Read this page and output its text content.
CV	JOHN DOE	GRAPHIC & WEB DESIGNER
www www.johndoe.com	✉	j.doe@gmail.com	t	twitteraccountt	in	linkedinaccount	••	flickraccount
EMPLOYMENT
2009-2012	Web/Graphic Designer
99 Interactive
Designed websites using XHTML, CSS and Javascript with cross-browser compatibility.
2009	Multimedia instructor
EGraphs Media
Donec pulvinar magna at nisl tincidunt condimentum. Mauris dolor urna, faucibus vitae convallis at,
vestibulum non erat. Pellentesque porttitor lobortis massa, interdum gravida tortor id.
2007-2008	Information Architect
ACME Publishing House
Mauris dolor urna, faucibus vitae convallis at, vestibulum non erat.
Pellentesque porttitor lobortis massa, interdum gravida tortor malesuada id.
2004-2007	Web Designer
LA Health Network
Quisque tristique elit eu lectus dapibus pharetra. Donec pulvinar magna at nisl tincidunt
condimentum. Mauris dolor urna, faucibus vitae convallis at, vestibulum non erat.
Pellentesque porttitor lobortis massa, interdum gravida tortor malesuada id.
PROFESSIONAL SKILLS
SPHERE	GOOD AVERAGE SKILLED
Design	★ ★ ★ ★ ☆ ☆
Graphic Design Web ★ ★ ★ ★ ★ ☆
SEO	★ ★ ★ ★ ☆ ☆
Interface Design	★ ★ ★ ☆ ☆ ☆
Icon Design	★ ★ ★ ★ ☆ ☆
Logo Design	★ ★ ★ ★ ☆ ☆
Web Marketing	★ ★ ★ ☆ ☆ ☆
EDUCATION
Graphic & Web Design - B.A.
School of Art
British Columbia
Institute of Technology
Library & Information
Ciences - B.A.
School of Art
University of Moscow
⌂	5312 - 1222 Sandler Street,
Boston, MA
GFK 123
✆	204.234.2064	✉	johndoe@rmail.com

→ What is needed
Establish how many lines of the records contain the string "vitae" and state that number without elaboration.

→ Reply to the exercise
3